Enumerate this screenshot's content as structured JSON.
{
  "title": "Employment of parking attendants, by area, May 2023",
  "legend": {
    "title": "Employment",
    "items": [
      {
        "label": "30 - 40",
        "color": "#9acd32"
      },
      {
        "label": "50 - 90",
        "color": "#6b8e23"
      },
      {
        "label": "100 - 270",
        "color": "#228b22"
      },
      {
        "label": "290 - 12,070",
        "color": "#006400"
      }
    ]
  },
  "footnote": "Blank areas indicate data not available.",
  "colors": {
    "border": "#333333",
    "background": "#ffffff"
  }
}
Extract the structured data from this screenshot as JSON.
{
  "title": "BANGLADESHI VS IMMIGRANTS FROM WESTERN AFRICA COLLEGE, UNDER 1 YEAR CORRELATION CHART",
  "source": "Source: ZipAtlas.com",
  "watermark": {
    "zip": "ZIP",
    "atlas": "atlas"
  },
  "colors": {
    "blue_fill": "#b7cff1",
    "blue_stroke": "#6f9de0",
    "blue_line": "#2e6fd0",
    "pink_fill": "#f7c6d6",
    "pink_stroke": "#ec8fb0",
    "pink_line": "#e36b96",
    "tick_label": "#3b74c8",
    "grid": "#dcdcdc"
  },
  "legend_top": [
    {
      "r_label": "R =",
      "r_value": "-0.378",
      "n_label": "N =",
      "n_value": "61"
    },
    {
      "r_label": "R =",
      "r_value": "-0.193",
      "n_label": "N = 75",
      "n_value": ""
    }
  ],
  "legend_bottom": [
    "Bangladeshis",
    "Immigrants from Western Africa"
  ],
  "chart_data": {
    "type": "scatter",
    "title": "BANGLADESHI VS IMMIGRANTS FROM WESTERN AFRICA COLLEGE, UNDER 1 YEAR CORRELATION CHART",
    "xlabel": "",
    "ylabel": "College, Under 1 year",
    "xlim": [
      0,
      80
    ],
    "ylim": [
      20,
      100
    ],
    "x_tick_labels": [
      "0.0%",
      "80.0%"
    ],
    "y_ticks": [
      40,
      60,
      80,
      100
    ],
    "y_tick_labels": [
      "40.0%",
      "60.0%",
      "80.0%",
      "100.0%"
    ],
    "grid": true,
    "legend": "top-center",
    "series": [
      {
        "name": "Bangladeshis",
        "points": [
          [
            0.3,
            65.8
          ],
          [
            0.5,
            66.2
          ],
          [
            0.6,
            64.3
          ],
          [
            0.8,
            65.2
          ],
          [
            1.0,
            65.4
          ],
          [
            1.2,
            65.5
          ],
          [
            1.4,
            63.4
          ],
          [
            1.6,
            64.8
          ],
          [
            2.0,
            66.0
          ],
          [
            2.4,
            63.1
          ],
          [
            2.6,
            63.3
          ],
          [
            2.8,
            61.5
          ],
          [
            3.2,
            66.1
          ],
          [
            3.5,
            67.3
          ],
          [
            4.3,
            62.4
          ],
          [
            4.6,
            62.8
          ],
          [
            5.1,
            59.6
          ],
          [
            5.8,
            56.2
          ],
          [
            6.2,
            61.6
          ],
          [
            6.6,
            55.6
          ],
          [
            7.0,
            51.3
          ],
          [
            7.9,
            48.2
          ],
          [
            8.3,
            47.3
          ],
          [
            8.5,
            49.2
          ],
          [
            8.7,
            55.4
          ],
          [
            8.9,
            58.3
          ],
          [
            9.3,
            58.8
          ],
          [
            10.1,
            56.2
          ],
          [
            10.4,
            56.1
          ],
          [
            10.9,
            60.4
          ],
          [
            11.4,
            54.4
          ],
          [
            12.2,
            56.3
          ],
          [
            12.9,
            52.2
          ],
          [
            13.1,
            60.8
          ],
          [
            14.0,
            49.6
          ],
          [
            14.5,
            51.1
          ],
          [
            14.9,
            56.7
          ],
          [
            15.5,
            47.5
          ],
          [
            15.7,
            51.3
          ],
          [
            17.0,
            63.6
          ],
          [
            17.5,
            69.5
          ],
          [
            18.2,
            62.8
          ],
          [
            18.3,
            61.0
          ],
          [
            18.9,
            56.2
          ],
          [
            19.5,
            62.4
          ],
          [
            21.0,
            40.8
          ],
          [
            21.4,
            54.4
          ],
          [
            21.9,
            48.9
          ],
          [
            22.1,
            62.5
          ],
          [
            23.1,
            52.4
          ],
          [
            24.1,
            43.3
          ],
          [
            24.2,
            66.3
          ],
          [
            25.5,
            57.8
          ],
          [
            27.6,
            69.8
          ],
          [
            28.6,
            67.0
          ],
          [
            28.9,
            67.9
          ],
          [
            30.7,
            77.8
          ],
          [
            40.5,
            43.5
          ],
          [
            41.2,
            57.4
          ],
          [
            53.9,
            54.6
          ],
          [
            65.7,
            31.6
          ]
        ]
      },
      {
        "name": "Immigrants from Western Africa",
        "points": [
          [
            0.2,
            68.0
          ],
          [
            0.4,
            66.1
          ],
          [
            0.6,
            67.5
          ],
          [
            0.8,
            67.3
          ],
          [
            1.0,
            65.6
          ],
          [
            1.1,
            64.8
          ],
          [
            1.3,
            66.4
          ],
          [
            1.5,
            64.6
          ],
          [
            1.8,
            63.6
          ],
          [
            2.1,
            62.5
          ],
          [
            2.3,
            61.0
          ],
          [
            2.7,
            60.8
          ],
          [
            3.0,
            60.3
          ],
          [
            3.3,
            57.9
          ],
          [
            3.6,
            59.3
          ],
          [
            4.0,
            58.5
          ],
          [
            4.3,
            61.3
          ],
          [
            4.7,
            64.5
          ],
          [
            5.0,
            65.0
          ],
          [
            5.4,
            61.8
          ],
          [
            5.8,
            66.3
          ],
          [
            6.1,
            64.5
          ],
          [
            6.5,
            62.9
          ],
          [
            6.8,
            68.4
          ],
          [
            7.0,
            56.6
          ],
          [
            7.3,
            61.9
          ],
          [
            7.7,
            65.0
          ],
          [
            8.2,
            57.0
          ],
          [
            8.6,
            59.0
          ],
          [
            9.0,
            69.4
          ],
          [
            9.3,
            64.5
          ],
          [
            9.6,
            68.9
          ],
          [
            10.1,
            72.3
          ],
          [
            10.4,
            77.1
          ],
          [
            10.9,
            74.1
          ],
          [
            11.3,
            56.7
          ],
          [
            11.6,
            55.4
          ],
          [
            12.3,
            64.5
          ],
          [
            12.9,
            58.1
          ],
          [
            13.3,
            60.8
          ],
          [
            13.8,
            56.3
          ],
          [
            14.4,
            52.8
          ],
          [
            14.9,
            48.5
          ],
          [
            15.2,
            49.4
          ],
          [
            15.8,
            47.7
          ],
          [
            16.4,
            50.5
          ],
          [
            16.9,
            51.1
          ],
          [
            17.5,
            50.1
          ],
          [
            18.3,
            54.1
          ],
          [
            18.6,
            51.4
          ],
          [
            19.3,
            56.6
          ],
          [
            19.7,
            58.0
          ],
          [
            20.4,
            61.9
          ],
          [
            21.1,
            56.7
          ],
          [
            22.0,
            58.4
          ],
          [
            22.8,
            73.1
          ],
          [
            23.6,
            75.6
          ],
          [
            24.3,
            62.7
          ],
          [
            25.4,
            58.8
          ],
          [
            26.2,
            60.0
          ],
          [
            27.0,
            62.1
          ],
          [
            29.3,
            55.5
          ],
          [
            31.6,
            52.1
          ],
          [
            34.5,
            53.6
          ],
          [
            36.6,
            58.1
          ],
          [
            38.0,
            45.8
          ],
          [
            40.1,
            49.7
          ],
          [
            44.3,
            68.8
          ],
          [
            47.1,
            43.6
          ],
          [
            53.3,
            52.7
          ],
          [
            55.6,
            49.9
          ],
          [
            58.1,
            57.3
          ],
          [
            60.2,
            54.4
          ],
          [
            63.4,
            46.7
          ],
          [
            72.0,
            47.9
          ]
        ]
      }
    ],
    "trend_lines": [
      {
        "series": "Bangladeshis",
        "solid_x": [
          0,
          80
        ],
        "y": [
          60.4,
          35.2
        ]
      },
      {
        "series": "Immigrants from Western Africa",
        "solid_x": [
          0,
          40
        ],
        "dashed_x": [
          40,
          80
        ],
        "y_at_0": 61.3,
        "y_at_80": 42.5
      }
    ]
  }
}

○ ○ ○ ○ ○

Goal of the exercise:
Copy in full each line that holds the word "structured".

Finished task:
Enumerate this screenshot's content as structured JSON.
Extract the structured data from this screenshot as JSON.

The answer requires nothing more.